_MATERIAL FOR THE TASK_.
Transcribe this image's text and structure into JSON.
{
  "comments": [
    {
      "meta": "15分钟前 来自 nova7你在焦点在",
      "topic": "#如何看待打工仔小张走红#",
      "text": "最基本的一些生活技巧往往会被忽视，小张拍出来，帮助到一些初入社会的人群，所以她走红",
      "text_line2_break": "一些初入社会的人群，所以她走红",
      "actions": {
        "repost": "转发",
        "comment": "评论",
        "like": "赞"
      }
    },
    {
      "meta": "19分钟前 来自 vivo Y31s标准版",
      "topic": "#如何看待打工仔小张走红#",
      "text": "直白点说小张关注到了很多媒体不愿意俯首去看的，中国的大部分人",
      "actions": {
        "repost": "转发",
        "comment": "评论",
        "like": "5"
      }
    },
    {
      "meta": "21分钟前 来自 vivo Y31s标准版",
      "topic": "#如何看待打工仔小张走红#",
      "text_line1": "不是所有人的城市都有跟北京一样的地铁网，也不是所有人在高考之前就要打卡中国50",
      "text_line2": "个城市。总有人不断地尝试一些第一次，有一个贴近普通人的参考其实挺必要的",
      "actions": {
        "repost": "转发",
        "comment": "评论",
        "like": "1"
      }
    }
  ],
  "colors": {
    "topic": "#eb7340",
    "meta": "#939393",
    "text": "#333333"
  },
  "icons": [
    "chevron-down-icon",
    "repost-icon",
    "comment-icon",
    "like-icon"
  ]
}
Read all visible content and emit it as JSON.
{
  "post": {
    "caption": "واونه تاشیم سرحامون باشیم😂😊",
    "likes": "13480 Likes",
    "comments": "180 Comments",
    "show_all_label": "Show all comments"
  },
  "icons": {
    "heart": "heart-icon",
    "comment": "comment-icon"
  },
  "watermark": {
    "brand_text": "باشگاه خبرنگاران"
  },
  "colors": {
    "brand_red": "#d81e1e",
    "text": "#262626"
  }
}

_WHAT THE EXERCISE ASKS_. Scan the listing above and copy all lines containing the word "所以她走红".

_REPLY_.
      "text": "最基本的一些生活技巧往往会被忽视，小张拍出来，帮助到一些初入社会的人群，所以她走红",
      "text_line2_break": "一些初入社会的人群，所以她走红",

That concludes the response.